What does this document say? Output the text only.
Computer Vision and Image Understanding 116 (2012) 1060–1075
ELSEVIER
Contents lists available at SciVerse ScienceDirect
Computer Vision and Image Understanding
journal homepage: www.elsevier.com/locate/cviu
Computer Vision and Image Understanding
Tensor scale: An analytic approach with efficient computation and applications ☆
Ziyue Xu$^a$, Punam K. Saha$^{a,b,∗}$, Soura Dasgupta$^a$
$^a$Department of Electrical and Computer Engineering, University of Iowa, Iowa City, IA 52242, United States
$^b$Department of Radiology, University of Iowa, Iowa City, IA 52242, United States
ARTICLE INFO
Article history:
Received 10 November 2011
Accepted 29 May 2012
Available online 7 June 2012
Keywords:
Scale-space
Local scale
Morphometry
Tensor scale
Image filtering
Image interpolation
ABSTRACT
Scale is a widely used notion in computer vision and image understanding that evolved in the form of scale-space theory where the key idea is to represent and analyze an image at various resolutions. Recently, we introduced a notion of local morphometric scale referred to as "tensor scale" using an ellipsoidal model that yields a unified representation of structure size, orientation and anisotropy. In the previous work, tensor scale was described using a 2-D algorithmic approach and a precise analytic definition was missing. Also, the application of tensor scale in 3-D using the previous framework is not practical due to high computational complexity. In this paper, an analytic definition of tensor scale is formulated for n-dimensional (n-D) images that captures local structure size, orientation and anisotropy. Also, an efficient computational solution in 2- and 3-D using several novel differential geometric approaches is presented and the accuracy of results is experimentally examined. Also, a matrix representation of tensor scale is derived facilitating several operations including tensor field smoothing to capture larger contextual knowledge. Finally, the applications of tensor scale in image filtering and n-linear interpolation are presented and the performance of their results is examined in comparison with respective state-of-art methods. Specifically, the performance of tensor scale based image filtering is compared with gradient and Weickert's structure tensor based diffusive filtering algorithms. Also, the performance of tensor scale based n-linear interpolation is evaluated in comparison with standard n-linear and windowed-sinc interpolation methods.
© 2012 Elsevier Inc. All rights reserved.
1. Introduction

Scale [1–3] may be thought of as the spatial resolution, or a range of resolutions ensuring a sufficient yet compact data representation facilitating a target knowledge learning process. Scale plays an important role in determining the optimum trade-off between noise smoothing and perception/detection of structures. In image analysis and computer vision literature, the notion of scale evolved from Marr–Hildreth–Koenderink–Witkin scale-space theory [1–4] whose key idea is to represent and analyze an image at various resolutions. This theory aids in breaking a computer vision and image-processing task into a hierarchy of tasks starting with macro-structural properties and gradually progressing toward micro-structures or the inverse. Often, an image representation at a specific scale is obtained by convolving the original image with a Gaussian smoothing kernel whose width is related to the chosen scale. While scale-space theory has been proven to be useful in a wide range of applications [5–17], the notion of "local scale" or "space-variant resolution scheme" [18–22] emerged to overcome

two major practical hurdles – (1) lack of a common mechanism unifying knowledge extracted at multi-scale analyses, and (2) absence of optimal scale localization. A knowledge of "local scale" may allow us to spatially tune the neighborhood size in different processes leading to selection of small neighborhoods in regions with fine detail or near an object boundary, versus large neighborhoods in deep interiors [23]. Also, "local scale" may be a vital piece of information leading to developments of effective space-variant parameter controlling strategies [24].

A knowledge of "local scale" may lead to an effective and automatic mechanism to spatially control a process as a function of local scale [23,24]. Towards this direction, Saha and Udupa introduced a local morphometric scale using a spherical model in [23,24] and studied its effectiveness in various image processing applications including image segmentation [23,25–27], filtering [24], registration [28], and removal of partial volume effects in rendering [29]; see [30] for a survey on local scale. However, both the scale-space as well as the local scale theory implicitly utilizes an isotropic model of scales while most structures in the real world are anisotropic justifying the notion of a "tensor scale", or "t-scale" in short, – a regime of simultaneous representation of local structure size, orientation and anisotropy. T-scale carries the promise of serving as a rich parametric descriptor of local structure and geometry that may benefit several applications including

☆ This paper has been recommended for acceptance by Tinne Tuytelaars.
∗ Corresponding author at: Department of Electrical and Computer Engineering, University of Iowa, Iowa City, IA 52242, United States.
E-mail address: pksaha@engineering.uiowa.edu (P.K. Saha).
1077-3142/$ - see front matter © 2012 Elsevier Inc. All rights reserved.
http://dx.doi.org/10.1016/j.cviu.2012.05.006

### The problem
Copy all of the material word for word.

### Complete answer
What does this document say? Output the text only.
Computer Vision and Image Understanding 116 (2012) 1060–1075
ELSEVIER
Contents lists available at SciVerse ScienceDirect
Computer Vision and Image Understanding
journal homepage: www.elsevier.com/locate/cviu
Computer Vision and Image Understanding
Tensor scale: An analytic approach with efficient computation and applications ☆
Ziyue Xu$^a$, Punam K. Saha$^{a,b,∗}$, Soura Dasgupta$^a$
$^a$Department of Electrical and Computer Engineering, University of Iowa, Iowa City, IA 52242, United States
$^b$Department of Radiology, University of Iowa, Iowa City, IA 52242, United States
ARTICLE INFO
Article history:
Received 10 November 2011
Accepted 29 May 2012
Available online 7 June 2012
Keywords:
Scale-space
Local scale
Morphometry
Tensor scale
Image filtering
Image interpolation
ABSTRACT
Scale is a widely used notion in computer vision and image understanding that evolved in the form of scale-space theory where the key idea is to represent and analyze an image at various resolutions. Recently, we introduced a notion of local morphometric scale referred to as "tensor scale" using an ellipsoidal model that yields a unified representation of structure size, orientation and anisotropy. In the previous work, tensor scale was described using a 2-D algorithmic approach and a precise analytic definition was missing. Also, the application of tensor scale in 3-D using the previous framework is not practical due to high computational complexity. In this paper, an analytic definition of tensor scale is formulated for n-dimensional (n-D) images that captures local structure size, orientation and anisotropy. Also, an efficient computational solution in 2- and 3-D using several novel differential geometric approaches is presented and the accuracy of results is experimentally examined. Also, a matrix representation of tensor scale is derived facilitating several operations including tensor field smoothing to capture larger contextual knowledge. Finally, the applications of tensor scale in image filtering and n-linear interpolation are presented and the performance of their results is examined in comparison with respective state-of-art methods. Specifically, the performance of tensor scale based image filtering is compared with gradient and Weickert's structure tensor based diffusive filtering algorithms. Also, the performance of tensor scale based n-linear interpolation is evaluated in comparison with standard n-linear and windowed-sinc interpolation methods.
© 2012 Elsevier Inc. All rights reserved.
1. Introduction

Scale [1–3] may be thought of as the spatial resolution, or a range of resolutions ensuring a sufficient yet compact data representation facilitating a target knowledge learning process. Scale plays an important role in determining the optimum trade-off between noise smoothing and perception/detection of structures. In image analysis and computer vision literature, the notion of scale evolved from Marr–Hildreth–Koenderink–Witkin scale-space theory [1–4] whose key idea is to represent and analyze an image at various resolutions. This theory aids in breaking a computer vision and image-processing task into a hierarchy of tasks starting with macro-structural properties and gradually progressing toward micro-structures or the inverse. Often, an image representation at a specific scale is obtained by convolving the original image with a Gaussian smoothing kernel whose width is related to the chosen scale. While scale-space theory has been proven to be useful in a wide range of applications [5–17], the notion of "local scale" or "space-variant resolution scheme" [18–22] emerged to overcome

two major practical hurdles – (1) lack of a common mechanism unifying knowledge extracted at multi-scale analyses, and (2) absence of optimal scale localization. A knowledge of "local scale" may allow us to spatially tune the neighborhood size in different processes leading to selection of small neighborhoods in regions with fine detail or near an object boundary, versus large neighborhoods in deep interiors [23]. Also, "local scale" may be a vital piece of information leading to developments of effective space-variant parameter controlling strategies [24].

A knowledge of "local scale" may lead to an effective and automatic mechanism to spatially control a process as a function of local scale [23,24]. Towards this direction, Saha and Udupa introduced a local morphometric scale using a spherical model in [23,24] and studied its effectiveness in various image processing applications including image segmentation [23,25–27], filtering [24], registration [28], and removal of partial volume effects in rendering [29]; see [30] for a survey on local scale. However, both the scale-space as well as the local scale theory implicitly utilizes an isotropic model of scales while most structures in the real world are anisotropic justifying the notion of a "tensor scale", or "t-scale" in short, – a regime of simultaneous representation of local structure size, orientation and anisotropy. T-scale carries the promise of serving as a rich parametric descriptor of local structure and geometry that may benefit several applications including

☆ This paper has been recommended for acceptance by Tinne Tuytelaars.
∗ Corresponding author at: Department of Electrical and Computer Engineering, University of Iowa, Iowa City, IA 52242, United States.
E-mail address: pksaha@engineering.uiowa.edu (P.K. Saha).
1077-3142/$ - see front matter © 2012 Elsevier Inc. All rights reserved.
http://dx.doi.org/10.1016/j.cviu.2012.05.006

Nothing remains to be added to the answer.